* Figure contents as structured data
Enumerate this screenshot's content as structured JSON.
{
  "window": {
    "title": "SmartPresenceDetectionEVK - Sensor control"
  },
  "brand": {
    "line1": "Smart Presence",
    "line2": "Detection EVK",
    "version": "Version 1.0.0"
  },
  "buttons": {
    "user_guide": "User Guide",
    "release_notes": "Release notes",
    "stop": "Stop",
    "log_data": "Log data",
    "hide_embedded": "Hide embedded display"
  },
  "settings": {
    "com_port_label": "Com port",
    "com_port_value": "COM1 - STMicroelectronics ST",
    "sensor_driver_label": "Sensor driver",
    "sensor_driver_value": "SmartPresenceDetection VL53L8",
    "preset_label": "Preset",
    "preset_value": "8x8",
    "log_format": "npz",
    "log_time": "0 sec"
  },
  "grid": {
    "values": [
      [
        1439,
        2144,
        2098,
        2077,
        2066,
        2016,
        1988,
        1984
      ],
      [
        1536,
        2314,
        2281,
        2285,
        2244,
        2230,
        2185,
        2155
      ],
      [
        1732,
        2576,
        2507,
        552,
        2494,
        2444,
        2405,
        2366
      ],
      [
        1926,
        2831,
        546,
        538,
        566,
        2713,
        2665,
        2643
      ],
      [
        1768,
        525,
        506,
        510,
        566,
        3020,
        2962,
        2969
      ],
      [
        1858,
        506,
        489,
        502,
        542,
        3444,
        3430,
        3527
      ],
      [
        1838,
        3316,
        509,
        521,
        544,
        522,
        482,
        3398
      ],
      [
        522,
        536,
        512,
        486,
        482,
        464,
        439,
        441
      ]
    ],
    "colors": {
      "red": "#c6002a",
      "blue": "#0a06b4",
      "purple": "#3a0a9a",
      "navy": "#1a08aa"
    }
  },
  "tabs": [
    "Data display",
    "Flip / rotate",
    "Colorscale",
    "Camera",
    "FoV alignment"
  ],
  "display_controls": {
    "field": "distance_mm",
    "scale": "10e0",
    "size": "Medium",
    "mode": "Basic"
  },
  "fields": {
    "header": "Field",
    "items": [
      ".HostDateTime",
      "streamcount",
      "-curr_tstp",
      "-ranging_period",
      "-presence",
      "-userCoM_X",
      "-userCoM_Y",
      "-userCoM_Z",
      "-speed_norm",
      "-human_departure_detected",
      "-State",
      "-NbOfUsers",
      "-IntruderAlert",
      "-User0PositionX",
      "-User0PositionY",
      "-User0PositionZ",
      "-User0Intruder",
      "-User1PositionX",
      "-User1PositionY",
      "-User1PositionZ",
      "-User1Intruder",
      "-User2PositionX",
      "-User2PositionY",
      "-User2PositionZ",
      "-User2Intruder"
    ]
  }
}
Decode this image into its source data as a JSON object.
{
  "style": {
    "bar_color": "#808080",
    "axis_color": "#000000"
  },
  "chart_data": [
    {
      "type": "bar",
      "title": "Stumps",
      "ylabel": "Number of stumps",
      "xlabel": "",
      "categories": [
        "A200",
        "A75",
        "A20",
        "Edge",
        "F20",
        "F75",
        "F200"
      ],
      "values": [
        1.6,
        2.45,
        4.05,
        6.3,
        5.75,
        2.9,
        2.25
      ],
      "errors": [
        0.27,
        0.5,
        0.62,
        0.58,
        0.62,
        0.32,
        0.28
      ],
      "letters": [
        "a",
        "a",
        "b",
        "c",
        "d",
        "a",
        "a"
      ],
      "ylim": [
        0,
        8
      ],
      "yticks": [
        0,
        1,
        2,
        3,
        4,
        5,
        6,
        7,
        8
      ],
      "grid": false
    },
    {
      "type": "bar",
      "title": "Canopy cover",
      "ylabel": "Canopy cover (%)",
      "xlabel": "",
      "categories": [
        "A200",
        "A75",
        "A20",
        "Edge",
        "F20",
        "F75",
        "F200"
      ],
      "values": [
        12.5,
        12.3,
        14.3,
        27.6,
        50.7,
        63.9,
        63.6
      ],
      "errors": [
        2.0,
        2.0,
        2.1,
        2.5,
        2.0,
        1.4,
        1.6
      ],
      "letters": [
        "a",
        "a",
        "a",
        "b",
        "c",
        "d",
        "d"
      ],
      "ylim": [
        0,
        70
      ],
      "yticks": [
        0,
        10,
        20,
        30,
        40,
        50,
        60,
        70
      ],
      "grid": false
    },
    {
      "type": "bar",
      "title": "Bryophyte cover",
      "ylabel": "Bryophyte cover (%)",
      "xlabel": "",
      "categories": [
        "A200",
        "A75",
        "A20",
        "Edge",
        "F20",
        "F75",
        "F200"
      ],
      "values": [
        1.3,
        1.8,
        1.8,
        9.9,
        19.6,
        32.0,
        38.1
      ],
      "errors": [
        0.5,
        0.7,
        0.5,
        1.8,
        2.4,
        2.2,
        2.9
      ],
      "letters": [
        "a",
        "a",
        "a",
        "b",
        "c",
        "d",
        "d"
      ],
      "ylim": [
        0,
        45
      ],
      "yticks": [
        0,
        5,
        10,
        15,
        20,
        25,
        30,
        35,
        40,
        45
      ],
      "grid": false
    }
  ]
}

* Your goal
Produce an exact copy of every entry above.

* Answer for this exercise
Enumerate this screenshot's content as structured JSON.
{
  "window": {
    "title": "SmartPresenceDetectionEVK - Sensor control"
  },
  "brand": {
    "line1": "Smart Presence",
    "line2": "Detection EVK",
    "version": "Version 1.0.0"
  },
  "buttons": {
    "user_guide": "User Guide",
    "release_notes": "Release notes",
    "stop": "Stop",
    "log_data": "Log data",
    "hide_embedded": "Hide embedded display"
  },
  "settings": {
    "com_port_label": "Com port",
    "com_port_value": "COM1 - STMicroelectronics ST",
    "sensor_driver_label": "Sensor driver",
    "sensor_driver_value": "SmartPresenceDetection VL53L8",
    "preset_label": "Preset",
    "preset_value": "8x8",
    "log_format": "npz",
    "log_time": "0 sec"
  },
  "grid": {
    "values": [
      [
        1439,
        2144,
        2098,
        2077,
        2066,
        2016,
        1988,
        1984
      ],
      [
        1536,
        2314,
        2281,
        2285,
        2244,
        2230,
        2185,
        2155
      ],
      [
        1732,
        2576,
        2507,
        552,
        2494,
        2444,
        2405,
        2366
      ],
      [
        1926,
        2831,
        546,
        538,
        566,
        2713,
        2665,
        2643
      ],
      [
        1768,
        525,
        506,
        510,
        566,
        3020,
        2962,
        2969
      ],
      [
        1858,
        506,
        489,
        502,
        542,
        3444,
        3430,
        3527
      ],
      [
        1838,
        3316,
        509,
        521,
        544,
        522,
        482,
        3398
      ],
      [
        522,
        536,
        512,
        486,
        482,
        464,
        439,
        441
      ]
    ],
    "colors": {
      "red": "#c6002a",
      "blue": "#0a06b4",
      "purple": "#3a0a9a",
      "navy": "#1a08aa"
    }
  },
  "tabs": [
    "Data display",
    "Flip / rotate",
    "Colorscale",
    "Camera",
    "FoV alignment"
  ],
  "display_controls": {
    "field": "distance_mm",
    "scale": "10e0",
    "size": "Medium",
    "mode": "Basic"
  },
  "fields": {
    "header": "Field",
    "items": [
      ".HostDateTime",
      "streamcount",
      "-curr_tstp",
      "-ranging_period",
      "-presence",
      "-userCoM_X",
      "-userCoM_Y",
      "-userCoM_Z",
      "-speed_norm",
      "-human_departure_detected",
      "-State",
      "-NbOfUsers",
      "-IntruderAlert",
      "-User0PositionX",
      "-User0PositionY",
      "-User0PositionZ",
      "-User0Intruder",
      "-User1PositionX",
      "-User1PositionY",
      "-User1PositionZ",
      "-User1Intruder",
      "-User2PositionX",
      "-User2PositionY",
      "-User2PositionZ",
      "-User2Intruder"
    ]
  }
}
Decode this image into its source data as a JSON object.
{
  "style": {
    "bar_color": "#808080",
    "axis_color": "#000000"
  },
  "chart_data": [
    {
      "type": "bar",
      "title": "Stumps",
      "ylabel": "Number of stumps",
      "xlabel": "",
      "categories": [
        "A200",
        "A75",
        "A20",
        "Edge",
        "F20",
        "F75",
        "F200"
      ],
      "values": [
        1.6,
        2.45,
        4.05,
        6.3,
        5.75,
        2.9,
        2.25
      ],
      "errors": [
        0.27,
        0.5,
        0.62,
        0.58,
        0.62,
        0.32,
        0.28
      ],
      "letters": [
        "a",
        "a",
        "b",
        "c",
        "d",
        "a",
        "a"
      ],
      "ylim": [
        0,
        8
      ],
      "yticks": [
        0,
        1,
        2,
        3,
        4,
        5,
        6,
        7,
        8
      ],
      "grid": false
    },
    {
      "type": "bar",
      "title": "Canopy cover",
      "ylabel": "Canopy cover (%)",
      "xlabel": "",
      "categories": [
        "A200",
        "A75",
        "A20",
        "Edge",
        "F20",
        "F75",
        "F200"
      ],
      "values": [
        12.5,
        12.3,
        14.3,
        27.6,
        50.7,
        63.9,
        63.6
      ],
      "errors": [
        2.0,
        2.0,
        2.1,
        2.5,
        2.0,
        1.4,
        1.6
      ],
      "letters": [
        "a",
        "a",
        "a",
        "b",
        "c",
        "d",
        "d"
      ],
      "ylim": [
        0,
        70
      ],
      "yticks": [
        0,
        10,
        20,
        30,
        40,
        50,
        60,
        70
      ],
      "grid": false
    },
    {
      "type": "bar",
      "title": "Bryophyte cover",
      "ylabel": "Bryophyte cover (%)",
      "xlabel": "",
      "categories": [
        "A200",
        "A75",
        "A20",
        "Edge",
        "F20",
        "F75",
        "F200"
      ],
      "values": [
        1.3,
        1.8,
        1.8,
        9.9,
        19.6,
        32.0,
        38.1
      ],
      "errors": [
        0.5,
        0.7,
        0.5,
        1.8,
        2.4,
        2.2,
        2.9
      ],
      "letters": [
        "a",
        "a",
        "a",
        "b",
        "c",
        "d",
        "d"
      ],
      "ylim": [
        0,
        45
      ],
      "yticks": [
        0,
        5,
        10,
        15,
        20,
        25,
        30,
        35,
        40,
        45
      ],
      "grid": false
    }
  ]
}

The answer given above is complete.